→ Directions:
Where does the string "имѣетъ" appear? Copy every line of the entries below that holds it.

[Recorded data]

····················

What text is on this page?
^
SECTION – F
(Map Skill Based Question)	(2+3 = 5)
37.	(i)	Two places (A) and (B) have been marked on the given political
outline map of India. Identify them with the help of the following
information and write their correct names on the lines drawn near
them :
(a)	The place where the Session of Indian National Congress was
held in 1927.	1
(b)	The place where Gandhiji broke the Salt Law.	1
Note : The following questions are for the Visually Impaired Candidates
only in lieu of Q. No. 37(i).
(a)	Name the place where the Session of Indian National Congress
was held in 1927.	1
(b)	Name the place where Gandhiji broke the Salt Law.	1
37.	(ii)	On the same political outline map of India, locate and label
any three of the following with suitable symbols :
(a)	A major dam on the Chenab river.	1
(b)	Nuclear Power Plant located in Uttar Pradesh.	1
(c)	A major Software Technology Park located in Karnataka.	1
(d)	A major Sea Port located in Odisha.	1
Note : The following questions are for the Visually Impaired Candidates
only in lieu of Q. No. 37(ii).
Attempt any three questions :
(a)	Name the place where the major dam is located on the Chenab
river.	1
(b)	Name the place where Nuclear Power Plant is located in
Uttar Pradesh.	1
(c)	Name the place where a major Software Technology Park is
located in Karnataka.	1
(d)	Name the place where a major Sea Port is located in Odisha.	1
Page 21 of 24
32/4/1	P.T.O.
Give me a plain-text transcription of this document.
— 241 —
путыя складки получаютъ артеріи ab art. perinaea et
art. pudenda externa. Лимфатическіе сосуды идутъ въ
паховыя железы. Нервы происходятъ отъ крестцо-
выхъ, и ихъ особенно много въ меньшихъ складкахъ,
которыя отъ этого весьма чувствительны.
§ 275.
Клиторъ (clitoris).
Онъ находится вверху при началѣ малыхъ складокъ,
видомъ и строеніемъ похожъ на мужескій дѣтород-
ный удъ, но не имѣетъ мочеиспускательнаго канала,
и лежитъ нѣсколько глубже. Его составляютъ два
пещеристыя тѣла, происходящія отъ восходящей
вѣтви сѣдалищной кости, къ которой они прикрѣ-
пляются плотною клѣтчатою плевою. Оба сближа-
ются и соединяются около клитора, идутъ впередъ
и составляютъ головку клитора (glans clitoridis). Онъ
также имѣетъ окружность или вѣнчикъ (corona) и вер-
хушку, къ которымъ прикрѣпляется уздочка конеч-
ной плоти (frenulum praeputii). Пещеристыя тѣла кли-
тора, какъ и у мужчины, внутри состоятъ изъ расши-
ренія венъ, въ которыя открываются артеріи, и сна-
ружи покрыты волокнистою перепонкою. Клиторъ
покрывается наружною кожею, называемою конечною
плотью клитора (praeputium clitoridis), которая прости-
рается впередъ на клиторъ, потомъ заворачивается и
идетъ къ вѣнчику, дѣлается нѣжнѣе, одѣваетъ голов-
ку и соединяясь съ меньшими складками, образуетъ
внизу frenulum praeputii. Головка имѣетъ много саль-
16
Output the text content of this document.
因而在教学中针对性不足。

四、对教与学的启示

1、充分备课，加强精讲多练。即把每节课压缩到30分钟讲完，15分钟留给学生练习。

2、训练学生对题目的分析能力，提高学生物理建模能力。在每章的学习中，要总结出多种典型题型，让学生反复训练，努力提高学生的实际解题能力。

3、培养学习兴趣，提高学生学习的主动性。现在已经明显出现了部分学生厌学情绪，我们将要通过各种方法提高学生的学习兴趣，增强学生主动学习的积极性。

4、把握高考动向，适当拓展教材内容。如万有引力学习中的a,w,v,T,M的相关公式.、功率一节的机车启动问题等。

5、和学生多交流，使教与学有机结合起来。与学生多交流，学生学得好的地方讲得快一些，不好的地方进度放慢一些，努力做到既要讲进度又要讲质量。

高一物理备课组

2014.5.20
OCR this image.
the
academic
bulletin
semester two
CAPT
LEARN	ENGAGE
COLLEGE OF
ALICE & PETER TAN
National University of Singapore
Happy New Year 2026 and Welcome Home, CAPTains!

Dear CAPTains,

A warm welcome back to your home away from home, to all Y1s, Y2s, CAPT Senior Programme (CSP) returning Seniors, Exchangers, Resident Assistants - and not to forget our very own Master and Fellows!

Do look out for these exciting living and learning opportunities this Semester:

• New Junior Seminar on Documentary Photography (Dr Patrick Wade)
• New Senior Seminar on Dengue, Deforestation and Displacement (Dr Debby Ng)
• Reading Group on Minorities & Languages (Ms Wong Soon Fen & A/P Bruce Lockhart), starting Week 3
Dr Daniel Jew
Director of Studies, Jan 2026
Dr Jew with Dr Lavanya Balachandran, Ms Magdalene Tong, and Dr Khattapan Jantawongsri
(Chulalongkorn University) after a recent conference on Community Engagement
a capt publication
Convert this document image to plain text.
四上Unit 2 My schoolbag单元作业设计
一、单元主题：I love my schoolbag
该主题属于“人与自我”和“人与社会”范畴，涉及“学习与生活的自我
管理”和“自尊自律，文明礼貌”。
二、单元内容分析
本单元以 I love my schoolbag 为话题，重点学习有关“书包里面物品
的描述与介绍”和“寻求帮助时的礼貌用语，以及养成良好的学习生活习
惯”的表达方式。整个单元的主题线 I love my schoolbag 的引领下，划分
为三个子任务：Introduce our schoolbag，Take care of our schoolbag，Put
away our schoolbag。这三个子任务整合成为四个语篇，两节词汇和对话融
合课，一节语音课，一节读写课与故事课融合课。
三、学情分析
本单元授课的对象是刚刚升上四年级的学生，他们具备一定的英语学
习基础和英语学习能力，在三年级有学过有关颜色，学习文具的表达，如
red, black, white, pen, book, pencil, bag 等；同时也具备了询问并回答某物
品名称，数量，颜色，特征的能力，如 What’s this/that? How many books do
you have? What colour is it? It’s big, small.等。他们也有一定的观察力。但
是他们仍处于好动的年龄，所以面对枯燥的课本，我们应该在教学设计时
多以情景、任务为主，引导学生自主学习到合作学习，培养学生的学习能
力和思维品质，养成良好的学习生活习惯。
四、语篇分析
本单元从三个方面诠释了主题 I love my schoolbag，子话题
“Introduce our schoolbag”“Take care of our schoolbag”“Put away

····················

→ Result below:
ный удъ, но не имѣетъ мочеиспускательнаго канала,
также имѣетъ окружность или вѣнчикъ (corona) и вер-
внизу frenulum praeputii. Головка имѣетъ много саль-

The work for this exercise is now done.